(Collected data)
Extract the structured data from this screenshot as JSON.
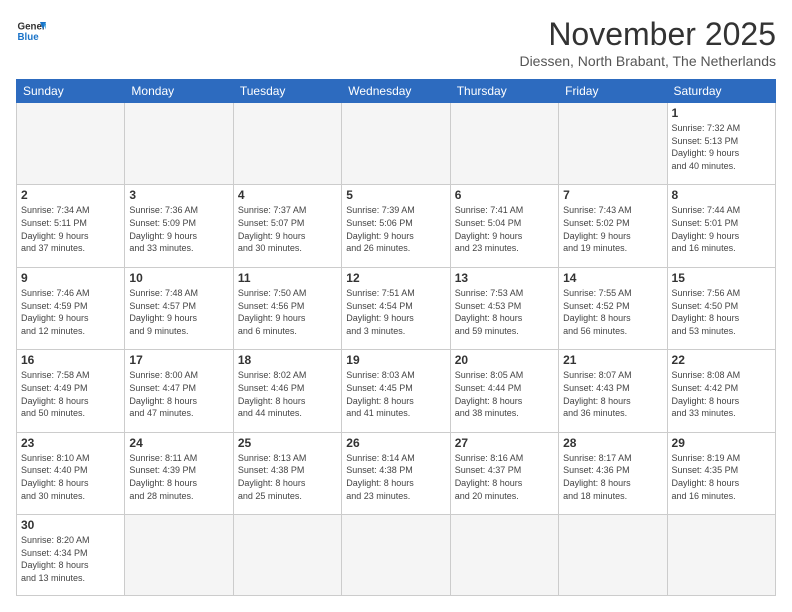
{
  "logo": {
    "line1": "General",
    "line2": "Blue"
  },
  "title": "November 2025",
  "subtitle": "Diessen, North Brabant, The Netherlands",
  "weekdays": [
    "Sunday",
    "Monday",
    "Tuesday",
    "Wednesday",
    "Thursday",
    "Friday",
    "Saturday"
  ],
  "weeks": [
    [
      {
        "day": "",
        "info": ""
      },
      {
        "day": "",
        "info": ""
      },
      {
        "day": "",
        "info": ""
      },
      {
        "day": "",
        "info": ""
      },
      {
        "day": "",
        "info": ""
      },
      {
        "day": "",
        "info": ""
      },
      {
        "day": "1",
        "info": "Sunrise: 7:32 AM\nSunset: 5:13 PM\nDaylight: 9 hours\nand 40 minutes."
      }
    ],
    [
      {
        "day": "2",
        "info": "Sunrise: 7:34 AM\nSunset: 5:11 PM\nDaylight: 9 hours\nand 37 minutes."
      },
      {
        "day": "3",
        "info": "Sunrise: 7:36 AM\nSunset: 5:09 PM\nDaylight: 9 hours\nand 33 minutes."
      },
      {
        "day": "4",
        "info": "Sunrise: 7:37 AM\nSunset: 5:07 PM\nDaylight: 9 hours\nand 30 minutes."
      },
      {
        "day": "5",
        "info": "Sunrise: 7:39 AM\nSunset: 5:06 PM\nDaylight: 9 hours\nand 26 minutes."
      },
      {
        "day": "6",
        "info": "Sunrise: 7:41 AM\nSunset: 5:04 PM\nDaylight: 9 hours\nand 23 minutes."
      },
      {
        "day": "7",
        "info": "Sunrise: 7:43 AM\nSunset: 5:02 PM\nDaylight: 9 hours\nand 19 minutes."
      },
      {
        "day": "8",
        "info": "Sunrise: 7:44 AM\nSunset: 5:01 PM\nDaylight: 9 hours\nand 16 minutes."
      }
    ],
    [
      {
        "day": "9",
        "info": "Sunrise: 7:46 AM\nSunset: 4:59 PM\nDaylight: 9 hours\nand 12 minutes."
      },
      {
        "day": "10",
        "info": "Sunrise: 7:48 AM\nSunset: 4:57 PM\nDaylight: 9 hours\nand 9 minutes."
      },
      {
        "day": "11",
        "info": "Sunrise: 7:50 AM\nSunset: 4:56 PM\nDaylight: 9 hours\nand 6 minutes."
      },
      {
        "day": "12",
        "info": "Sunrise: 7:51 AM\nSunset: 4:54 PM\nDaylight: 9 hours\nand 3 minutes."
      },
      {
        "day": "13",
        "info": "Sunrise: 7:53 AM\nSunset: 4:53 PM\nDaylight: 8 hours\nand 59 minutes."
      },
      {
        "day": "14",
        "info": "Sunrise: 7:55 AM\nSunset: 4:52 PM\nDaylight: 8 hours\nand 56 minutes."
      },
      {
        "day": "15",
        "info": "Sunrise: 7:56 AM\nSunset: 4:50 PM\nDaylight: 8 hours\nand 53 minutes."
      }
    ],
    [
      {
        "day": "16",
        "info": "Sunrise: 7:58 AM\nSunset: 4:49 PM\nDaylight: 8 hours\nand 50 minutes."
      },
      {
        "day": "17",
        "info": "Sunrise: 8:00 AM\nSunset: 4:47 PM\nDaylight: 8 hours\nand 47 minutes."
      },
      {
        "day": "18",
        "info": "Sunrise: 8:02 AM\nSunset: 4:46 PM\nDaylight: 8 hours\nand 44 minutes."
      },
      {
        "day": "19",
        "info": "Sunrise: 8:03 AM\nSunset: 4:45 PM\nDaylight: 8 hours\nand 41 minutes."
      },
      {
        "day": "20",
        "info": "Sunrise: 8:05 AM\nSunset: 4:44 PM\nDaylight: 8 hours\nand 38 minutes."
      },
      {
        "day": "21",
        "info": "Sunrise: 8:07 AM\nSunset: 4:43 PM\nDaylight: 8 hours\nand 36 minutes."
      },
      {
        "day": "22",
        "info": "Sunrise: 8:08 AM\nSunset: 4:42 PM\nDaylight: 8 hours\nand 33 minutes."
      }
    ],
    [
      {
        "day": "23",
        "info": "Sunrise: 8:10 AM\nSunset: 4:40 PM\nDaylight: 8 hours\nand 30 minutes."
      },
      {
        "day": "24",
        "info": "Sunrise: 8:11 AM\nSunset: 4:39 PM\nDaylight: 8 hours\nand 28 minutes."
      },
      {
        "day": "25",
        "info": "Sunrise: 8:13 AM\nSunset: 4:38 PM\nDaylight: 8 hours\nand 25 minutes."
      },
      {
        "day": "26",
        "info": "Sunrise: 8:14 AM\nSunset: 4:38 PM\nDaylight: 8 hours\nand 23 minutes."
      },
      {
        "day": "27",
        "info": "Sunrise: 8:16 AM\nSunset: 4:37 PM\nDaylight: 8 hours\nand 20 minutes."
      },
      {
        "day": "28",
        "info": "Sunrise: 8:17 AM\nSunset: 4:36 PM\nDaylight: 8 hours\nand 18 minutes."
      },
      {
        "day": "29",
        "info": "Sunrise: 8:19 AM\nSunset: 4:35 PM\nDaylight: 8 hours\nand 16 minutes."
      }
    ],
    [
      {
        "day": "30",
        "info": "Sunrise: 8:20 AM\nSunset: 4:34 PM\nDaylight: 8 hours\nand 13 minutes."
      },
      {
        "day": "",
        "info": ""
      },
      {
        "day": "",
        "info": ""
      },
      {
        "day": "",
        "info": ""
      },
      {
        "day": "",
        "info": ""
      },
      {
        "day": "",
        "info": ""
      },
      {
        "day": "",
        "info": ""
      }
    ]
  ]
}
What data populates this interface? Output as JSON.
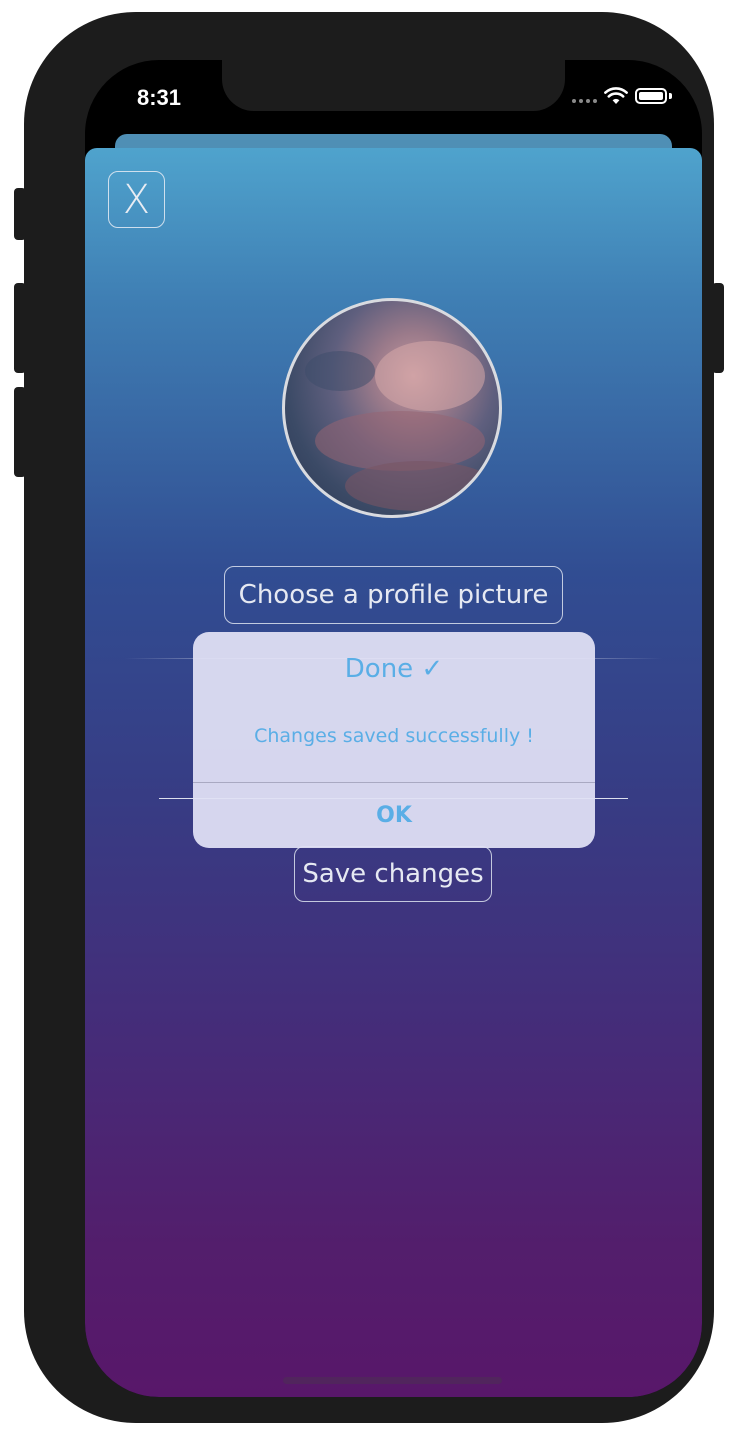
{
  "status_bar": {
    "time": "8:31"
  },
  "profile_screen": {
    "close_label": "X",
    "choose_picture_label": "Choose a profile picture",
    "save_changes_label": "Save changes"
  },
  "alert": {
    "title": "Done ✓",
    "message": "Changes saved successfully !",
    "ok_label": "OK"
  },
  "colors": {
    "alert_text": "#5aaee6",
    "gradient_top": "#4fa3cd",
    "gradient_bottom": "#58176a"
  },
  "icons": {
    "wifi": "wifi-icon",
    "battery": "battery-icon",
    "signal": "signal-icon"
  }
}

▶ **Exercise**
Leave the pictures out. Extract exactly the lines running from the one with "What data populates" through the last entry, both ends included.

▶ **Response to the exercise**
What data populates this interface? Output as JSON.
{
  "status_bar": {
    "time": "8:31"
  },
  "profile_screen": {
    "close_label": "X",
    "choose_picture_label": "Choose a profile picture",
    "save_changes_label": "Save changes"
  },
  "alert": {
    "title": "Done ✓",
    "message": "Changes saved successfully !",
    "ok_label": "OK"
  },
  "colors": {
    "alert_text": "#5aaee6",
    "gradient_top": "#4fa3cd",
    "gradient_bottom": "#58176a"
  },
  "icons": {
    "wifi": "wifi-icon",
    "battery": "battery-icon",
    "signal": "signal-icon"
  }
}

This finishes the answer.